→ What is required
Write out the entire listing below exactly as it appears, minus any pictures.

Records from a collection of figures
>> begin

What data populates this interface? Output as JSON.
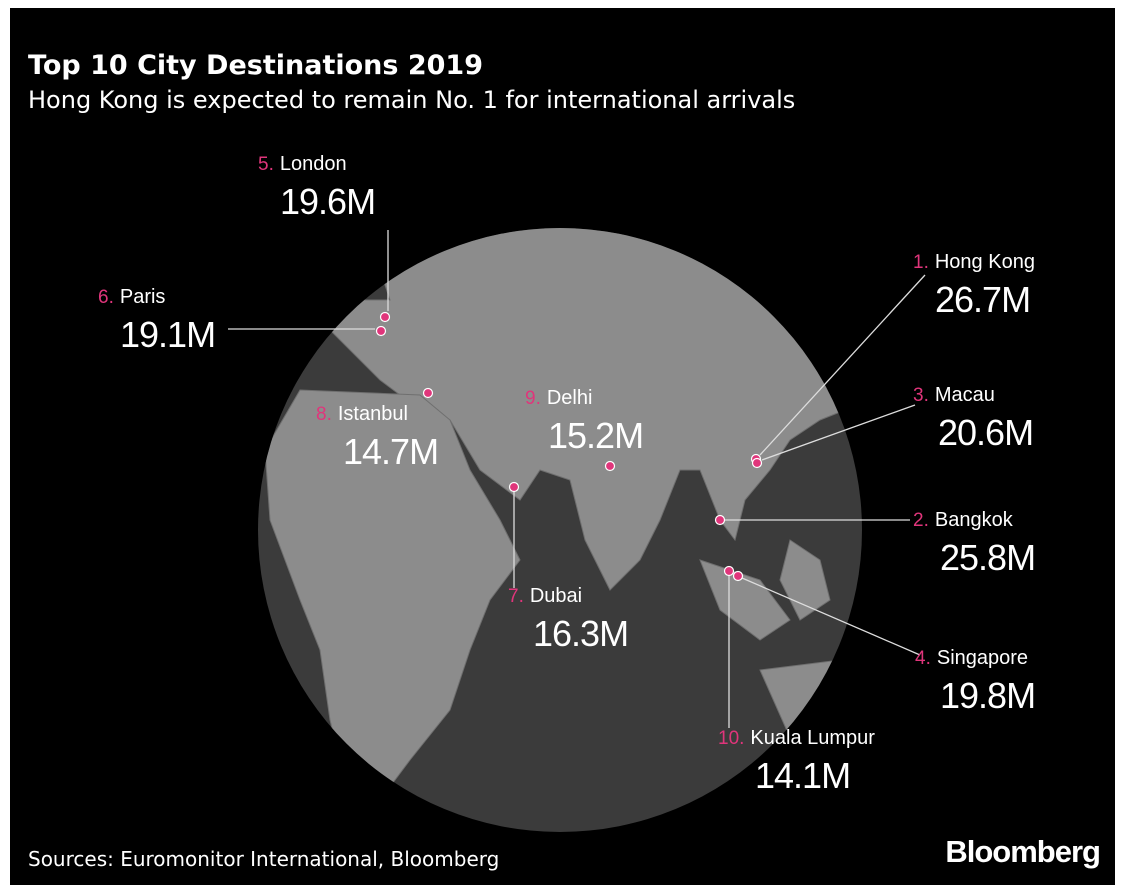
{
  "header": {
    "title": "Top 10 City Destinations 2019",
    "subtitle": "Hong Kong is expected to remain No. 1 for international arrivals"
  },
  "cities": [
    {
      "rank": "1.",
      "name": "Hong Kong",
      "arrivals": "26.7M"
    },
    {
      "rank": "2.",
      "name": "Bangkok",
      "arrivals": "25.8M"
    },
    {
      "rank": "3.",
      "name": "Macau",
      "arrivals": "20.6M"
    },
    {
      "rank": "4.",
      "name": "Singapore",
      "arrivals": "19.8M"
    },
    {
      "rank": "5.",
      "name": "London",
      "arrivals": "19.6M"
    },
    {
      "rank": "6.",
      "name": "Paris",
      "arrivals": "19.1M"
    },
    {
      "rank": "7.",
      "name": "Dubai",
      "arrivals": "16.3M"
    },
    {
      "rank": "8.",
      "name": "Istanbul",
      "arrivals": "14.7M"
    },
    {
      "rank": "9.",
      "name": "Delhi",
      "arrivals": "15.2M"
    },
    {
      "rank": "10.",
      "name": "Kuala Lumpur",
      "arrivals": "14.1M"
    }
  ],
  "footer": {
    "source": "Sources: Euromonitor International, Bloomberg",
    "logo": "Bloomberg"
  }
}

>> end

→ Response to this exercise
What data populates this interface? Output as JSON.
{
  "header": {
    "title": "Top 10 City Destinations 2019",
    "subtitle": "Hong Kong is expected to remain No. 1 for international arrivals"
  },
  "cities": [
    {
      "rank": "1.",
      "name": "Hong Kong",
      "arrivals": "26.7M"
    },
    {
      "rank": "2.",
      "name": "Bangkok",
      "arrivals": "25.8M"
    },
    {
      "rank": "3.",
      "name": "Macau",
      "arrivals": "20.6M"
    },
    {
      "rank": "4.",
      "name": "Singapore",
      "arrivals": "19.8M"
    },
    {
      "rank": "5.",
      "name": "London",
      "arrivals": "19.6M"
    },
    {
      "rank": "6.",
      "name": "Paris",
      "arrivals": "19.1M"
    },
    {
      "rank": "7.",
      "name": "Dubai",
      "arrivals": "16.3M"
    },
    {
      "rank": "8.",
      "name": "Istanbul",
      "arrivals": "14.7M"
    },
    {
      "rank": "9.",
      "name": "Delhi",
      "arrivals": "15.2M"
    },
    {
      "rank": "10.",
      "name": "Kuala Lumpur",
      "arrivals": "14.1M"
    }
  ],
  "footer": {
    "source": "Sources: Euromonitor International, Bloomberg",
    "logo": "Bloomberg"
  }
}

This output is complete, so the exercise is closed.